Excerpt

As human-machine dialogue systems gradually become part of daily life, high emotional intelligence and humanized dialogue technology have become more desirable. Understanding human intents while providing emotional support and feedback is now a hot topic in current research. Traditionally, emotion recognition and intent recognition in dialogue systems are performed separately. However, using these technologies in isolation has certain limitations. Emotion recognition may fail to accurately determine user intents, making it difficult for interaction systems to meet user needs effectively; meanwhile, intent recognition might overlook the user's emotional state, failing to provide emotional value. Therefore, research on joint emotion and intent recognition has significant theoretical and practical value.
Multimodal Emotion and Intent Joint Understanding (MEIJU) aims to decode the semantic information expressed in the multimodal dialogues while inferring the emotions and intents, providing users with a more humanized human-machine interaction experience. Unlike traditional tasks of emotion recognition and intent recognition, the MEIJU task faces unique challenges. Firstly, multimodal dialogues often involve various data forms such as speech, text, and images. Effectively integrating and modeling these different types of information to fully understand user needs and emotional states is a challenge that must be overcome. Secondly, the interaction between emotions and intents is complex. Existing studies indicate that the emotions expressed by speakers convey specific intents, which are responded to in an empathetic manner. Capturing and modeling the complex relationships between emotions and intents in the model is an urgent problem to be addressed. In summary, leveraging the intricate relationship between emotions and intents to achieve effective joint understanding is an important research topic.

Extracted entries
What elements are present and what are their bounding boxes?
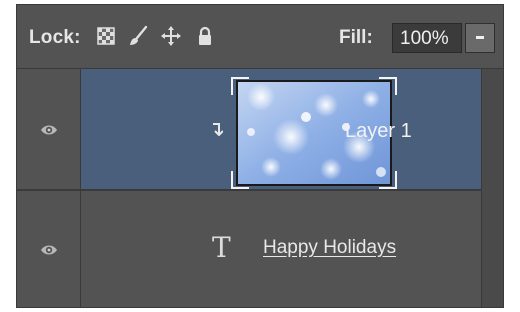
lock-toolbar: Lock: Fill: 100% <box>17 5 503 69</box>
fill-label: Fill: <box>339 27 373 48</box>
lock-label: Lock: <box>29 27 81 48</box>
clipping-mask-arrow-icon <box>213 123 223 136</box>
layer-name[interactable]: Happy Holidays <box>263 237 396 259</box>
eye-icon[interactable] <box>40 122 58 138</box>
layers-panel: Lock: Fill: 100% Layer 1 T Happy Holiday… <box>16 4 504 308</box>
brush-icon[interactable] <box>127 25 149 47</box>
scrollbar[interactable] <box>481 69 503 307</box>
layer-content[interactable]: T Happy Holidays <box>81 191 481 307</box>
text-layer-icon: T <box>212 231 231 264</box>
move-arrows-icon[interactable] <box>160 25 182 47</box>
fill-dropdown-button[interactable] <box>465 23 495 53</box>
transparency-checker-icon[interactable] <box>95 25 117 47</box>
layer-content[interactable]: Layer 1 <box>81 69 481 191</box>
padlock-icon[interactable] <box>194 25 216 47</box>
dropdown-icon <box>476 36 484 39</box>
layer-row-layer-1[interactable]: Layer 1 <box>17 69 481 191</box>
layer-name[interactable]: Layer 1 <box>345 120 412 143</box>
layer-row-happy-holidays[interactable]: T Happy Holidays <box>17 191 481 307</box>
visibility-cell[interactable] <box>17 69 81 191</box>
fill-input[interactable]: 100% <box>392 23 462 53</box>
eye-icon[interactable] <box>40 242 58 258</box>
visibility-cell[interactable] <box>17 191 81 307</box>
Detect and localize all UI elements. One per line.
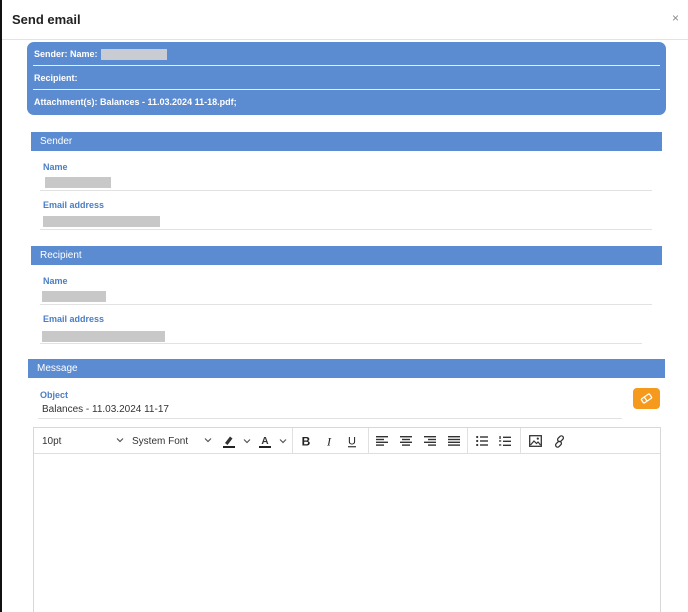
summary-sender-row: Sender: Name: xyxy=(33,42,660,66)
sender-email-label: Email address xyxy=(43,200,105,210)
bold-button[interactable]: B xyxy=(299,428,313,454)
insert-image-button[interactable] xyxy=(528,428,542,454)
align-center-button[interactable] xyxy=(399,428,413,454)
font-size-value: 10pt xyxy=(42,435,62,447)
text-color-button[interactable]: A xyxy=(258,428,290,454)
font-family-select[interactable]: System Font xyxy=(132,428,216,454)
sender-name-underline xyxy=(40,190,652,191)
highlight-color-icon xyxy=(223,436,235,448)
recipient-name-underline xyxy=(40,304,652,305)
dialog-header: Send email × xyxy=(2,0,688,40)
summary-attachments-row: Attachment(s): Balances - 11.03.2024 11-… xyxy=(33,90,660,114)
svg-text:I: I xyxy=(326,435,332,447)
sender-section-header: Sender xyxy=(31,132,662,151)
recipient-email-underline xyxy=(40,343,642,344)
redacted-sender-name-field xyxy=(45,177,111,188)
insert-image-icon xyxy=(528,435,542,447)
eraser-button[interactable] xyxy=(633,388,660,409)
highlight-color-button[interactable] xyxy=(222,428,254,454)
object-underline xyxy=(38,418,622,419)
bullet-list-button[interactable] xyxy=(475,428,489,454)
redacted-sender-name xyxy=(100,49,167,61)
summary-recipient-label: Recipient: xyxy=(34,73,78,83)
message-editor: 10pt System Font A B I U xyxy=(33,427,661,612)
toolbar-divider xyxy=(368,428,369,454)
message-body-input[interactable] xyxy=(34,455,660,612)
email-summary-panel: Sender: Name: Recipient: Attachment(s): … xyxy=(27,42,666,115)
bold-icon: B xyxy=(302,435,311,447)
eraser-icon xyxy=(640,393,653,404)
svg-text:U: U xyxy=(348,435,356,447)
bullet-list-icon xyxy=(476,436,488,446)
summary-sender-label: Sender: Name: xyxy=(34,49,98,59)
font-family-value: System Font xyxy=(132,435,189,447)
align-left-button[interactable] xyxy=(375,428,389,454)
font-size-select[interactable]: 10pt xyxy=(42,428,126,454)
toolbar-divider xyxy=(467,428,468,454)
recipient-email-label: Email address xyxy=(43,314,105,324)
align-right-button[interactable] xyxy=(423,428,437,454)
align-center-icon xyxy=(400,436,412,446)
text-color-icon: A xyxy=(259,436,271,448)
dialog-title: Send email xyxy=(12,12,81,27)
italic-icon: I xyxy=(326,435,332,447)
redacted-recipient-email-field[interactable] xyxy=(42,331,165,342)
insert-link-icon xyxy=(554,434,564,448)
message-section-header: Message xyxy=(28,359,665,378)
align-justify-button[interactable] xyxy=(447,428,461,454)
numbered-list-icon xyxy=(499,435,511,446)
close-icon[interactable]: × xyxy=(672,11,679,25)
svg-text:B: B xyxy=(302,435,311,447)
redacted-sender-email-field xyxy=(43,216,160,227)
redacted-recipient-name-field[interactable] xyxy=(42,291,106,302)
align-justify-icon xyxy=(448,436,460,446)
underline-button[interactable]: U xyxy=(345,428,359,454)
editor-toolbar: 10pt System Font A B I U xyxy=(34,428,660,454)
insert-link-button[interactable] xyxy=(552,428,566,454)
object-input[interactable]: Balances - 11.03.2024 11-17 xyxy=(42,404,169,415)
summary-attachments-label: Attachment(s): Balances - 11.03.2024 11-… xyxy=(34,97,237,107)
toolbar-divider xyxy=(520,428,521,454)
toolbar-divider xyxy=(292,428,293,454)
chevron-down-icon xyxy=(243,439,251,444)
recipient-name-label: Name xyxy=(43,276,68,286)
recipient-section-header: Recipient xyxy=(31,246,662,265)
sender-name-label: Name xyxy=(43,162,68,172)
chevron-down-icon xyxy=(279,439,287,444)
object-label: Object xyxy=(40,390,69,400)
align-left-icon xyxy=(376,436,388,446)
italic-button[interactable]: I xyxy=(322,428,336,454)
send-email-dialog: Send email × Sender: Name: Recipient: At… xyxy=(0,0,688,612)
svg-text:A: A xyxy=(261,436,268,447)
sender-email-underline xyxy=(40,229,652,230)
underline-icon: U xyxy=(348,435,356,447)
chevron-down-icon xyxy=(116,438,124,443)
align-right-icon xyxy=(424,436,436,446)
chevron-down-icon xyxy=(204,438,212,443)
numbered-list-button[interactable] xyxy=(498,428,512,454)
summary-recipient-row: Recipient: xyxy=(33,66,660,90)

---

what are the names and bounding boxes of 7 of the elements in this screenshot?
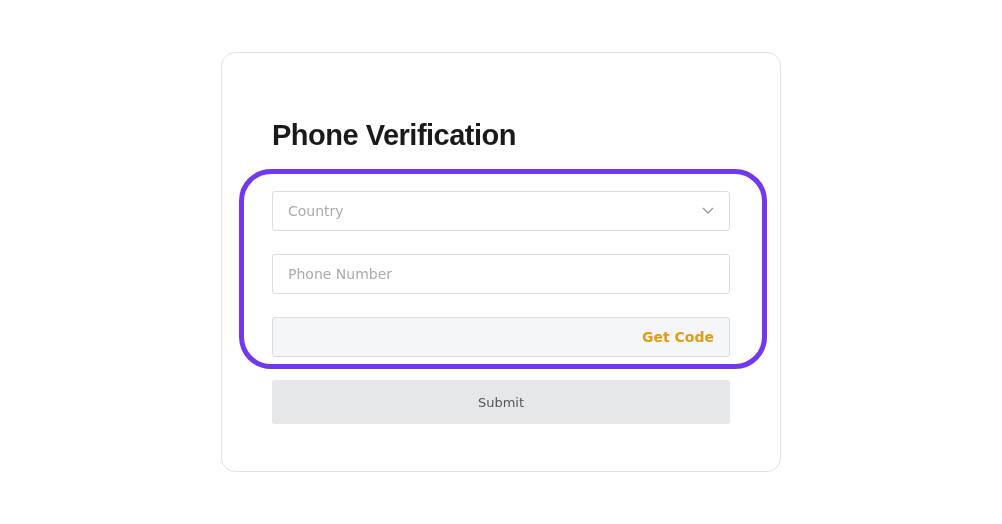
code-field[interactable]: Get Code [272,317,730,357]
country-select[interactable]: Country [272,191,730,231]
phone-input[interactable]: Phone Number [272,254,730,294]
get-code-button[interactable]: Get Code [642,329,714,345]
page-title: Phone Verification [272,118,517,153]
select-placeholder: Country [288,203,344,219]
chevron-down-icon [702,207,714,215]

==

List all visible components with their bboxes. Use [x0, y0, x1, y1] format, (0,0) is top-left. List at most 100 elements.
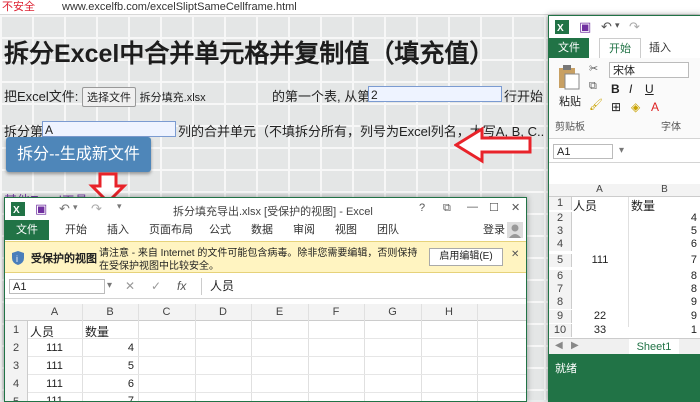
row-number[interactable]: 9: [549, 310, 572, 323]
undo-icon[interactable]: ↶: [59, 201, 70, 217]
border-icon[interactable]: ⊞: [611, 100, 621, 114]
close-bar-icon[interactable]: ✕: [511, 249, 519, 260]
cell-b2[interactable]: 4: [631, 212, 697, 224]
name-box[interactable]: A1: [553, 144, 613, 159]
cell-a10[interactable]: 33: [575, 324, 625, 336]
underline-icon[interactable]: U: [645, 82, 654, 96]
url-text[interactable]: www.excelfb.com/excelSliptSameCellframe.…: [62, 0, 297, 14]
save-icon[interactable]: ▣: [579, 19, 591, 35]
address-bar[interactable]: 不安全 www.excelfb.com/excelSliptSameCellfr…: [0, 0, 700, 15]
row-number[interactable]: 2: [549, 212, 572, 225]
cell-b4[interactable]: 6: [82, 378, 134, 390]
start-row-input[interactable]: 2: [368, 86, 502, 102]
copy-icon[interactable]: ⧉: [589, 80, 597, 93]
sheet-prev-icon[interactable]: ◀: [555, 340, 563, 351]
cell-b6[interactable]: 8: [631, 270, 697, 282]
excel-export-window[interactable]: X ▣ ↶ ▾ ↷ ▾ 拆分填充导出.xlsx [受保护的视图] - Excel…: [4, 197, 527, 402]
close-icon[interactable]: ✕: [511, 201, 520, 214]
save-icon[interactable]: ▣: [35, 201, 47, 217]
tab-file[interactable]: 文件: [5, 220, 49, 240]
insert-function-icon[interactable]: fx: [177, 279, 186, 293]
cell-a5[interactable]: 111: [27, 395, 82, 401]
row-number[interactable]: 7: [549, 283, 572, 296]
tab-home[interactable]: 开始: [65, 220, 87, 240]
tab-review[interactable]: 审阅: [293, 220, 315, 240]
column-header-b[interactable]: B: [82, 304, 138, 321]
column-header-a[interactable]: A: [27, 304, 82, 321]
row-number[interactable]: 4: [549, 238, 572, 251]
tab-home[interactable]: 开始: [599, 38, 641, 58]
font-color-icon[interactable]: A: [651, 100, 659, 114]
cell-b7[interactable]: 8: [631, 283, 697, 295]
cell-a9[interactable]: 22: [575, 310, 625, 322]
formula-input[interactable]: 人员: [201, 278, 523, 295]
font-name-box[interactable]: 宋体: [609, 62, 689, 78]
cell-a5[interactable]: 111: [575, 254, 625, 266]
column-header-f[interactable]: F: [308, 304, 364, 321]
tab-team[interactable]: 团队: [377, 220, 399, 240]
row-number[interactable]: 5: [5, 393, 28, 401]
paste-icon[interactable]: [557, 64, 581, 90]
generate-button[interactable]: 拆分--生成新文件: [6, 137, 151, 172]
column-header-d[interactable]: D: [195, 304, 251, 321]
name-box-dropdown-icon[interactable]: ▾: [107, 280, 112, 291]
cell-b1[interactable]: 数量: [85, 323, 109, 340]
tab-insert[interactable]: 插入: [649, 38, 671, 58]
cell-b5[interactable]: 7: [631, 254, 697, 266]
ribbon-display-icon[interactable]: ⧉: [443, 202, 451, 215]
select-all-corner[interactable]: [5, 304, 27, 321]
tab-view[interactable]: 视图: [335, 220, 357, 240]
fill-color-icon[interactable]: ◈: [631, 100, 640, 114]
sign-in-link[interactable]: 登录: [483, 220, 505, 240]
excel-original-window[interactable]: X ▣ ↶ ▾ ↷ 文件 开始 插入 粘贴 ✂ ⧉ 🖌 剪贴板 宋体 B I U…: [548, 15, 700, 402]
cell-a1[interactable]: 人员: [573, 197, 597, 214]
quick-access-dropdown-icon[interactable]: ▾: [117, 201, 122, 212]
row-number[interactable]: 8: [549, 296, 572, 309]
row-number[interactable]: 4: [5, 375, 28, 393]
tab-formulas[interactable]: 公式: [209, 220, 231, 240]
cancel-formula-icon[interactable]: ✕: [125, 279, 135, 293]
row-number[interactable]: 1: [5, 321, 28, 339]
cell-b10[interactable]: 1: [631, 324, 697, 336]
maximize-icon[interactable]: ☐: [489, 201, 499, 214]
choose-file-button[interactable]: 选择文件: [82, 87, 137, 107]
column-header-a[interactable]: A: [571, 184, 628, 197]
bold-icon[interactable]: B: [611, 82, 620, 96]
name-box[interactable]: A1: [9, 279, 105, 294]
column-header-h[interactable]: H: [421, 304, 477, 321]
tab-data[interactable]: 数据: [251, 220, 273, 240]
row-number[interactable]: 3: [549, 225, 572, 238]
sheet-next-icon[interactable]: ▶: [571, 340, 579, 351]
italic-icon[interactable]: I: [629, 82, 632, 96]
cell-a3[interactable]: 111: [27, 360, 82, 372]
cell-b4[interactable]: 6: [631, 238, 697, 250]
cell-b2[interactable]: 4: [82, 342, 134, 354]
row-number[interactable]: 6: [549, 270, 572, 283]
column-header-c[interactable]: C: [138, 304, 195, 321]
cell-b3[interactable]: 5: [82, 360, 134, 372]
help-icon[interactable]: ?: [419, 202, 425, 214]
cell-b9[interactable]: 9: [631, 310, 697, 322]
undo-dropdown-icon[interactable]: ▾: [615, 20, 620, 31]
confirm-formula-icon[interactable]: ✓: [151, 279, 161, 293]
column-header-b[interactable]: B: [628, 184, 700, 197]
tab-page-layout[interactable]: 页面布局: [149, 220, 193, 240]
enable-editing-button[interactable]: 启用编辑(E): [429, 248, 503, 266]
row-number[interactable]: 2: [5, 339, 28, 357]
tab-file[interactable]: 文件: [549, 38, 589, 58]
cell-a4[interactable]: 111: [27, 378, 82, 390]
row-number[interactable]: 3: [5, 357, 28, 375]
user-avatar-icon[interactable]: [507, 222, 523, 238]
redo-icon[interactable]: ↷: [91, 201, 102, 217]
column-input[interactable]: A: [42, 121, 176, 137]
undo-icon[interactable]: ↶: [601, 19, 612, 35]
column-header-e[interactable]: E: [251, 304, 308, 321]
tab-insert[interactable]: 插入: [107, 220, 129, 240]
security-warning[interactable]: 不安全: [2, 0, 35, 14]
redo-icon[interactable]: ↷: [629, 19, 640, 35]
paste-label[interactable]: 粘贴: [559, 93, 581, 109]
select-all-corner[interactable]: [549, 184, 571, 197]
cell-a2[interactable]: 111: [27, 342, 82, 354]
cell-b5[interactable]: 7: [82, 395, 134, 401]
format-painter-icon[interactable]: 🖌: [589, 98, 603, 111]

List of tasks
**a)** Reproduce the passage on joint emotion and intent understanding in full, word for word.
**b)** In the records, take the part that opens with the line containing "List all visible" and closes with the line containing "column-header-d[interactable]: D: [195, 304, 251, 321]", and rename "row-number" to "row-label" throughout it, leaving everything else unchanged. Give back only those lines, and omit the picture.
The passage and the records are unrelated to each other.

Responses for each task
**a)**
As human-machine dialogue systems gradually become part of daily life, high emotional intelligence and humanized dialogue technology have become more desirable. Understanding human intents while providing emotional support and feedback is now a hot topic in current research. Traditionally, emotion recognition and intent recognition in dialogue systems are performed separately. However, using these technologies in isolation has certain limitations. Emotion recognition may fail to accurately determine user intents, making it difficult for interaction systems to meet user needs effectively; meanwhile, intent recognition might overlook the user's emotional state, failing to provide emotional value. Therefore, research on joint emotion and intent recognition has significant theoretical and practical value.
Multimodal Emotion and Intent Joint Understanding (MEIJU) aims to decode the semantic information expressed in the multimodal dialogues while inferring the emotions and intents, providing users with a more humanized human-machine interaction experience. Unlike traditional tasks of emotion recognition and intent recognition, the MEIJU task faces unique challenges. Firstly, multimodal dialogues often involve various data forms such as speech, text, and images. Effectively integrating and modeling these different types of information to fully understand user needs and emotional states is a challenge that must be overcome. Secondly, the interaction between emotions and intents is complex. Existing studies indicate that the emotions expressed by speakers convey specific intents, which are responded to in an empathetic manner. Capturing and modeling the complex relationships between emotions and intents in the model is an urgent problem to be addressed. In summary, leveraging the intricate relationship between emotions and intents to achieve effective joint understanding is an important research topic.

**b)**
List all visible components with their bboxes. Use [x0, y0, x1, y1] format, (0,0) is top-left. List at most 100 elements.
row-label[interactable]: 9: [549, 310, 572, 323]
undo-icon[interactable]: ↶: [59, 201, 70, 217]
border-icon[interactable]: ⊞: [611, 100, 621, 114]
close-bar-icon[interactable]: ✕: [511, 249, 519, 260]
cell-b2[interactable]: 4: [631, 212, 697, 224]
name-box[interactable]: A1: [553, 144, 613, 159]
cell-a10[interactable]: 33: [575, 324, 625, 336]
underline-icon[interactable]: U: [645, 82, 654, 96]
url-text[interactable]: www.excelfb.com/excelSliptSameCellframe.…: [62, 0, 297, 14]
save-icon[interactable]: ▣: [579, 19, 591, 35]
address-bar[interactable]: 不安全 www.excelfb.com/excelSliptSameCellfr…: [0, 0, 700, 15]
row-label[interactable]: 2: [549, 212, 572, 225]
cell-b4[interactable]: 6: [82, 378, 134, 390]
start-row-input[interactable]: 2: [368, 86, 502, 102]
copy-icon[interactable]: ⧉: [589, 80, 597, 93]
sheet-prev-icon[interactable]: ◀: [555, 340, 563, 351]
cell-b6[interactable]: 8: [631, 270, 697, 282]
excel-export-window[interactable]: X ▣ ↶ ▾ ↷ ▾ 拆分填充导出.xlsx [受保护的视图] - Excel…: [4, 197, 527, 402]
close-icon[interactable]: ✕: [511, 201, 520, 214]
save-icon[interactable]: ▣: [35, 201, 47, 217]
tab-file[interactable]: 文件: [5, 220, 49, 240]
insert-function-icon[interactable]: fx: [177, 279, 186, 293]
cell-a5[interactable]: 111: [27, 395, 82, 401]
row-label[interactable]: 7: [549, 283, 572, 296]
tab-home[interactable]: 开始: [65, 220, 87, 240]
tab-review[interactable]: 审阅: [293, 220, 315, 240]
column-header-b[interactable]: B: [82, 304, 138, 321]
column-header-a[interactable]: A: [27, 304, 82, 321]
row-label[interactable]: 4: [549, 238, 572, 251]
tab-home[interactable]: 开始: [599, 38, 641, 58]
font-color-icon[interactable]: A: [651, 100, 659, 114]
cell-b7[interactable]: 8: [631, 283, 697, 295]
cell-a9[interactable]: 22: [575, 310, 625, 322]
formula-input[interactable]: 人员: [201, 278, 523, 295]
font-name-box[interactable]: 宋体: [609, 62, 689, 78]
cell-a5[interactable]: 111: [575, 254, 625, 266]
column-header-f[interactable]: F: [308, 304, 364, 321]
tab-team[interactable]: 团队: [377, 220, 399, 240]
row-label[interactable]: 5: [5, 393, 28, 401]
paste-icon[interactable]: [557, 64, 581, 90]
generate-button[interactable]: 拆分--生成新文件: [6, 137, 151, 172]
column-header-d[interactable]: D: [195, 304, 251, 321]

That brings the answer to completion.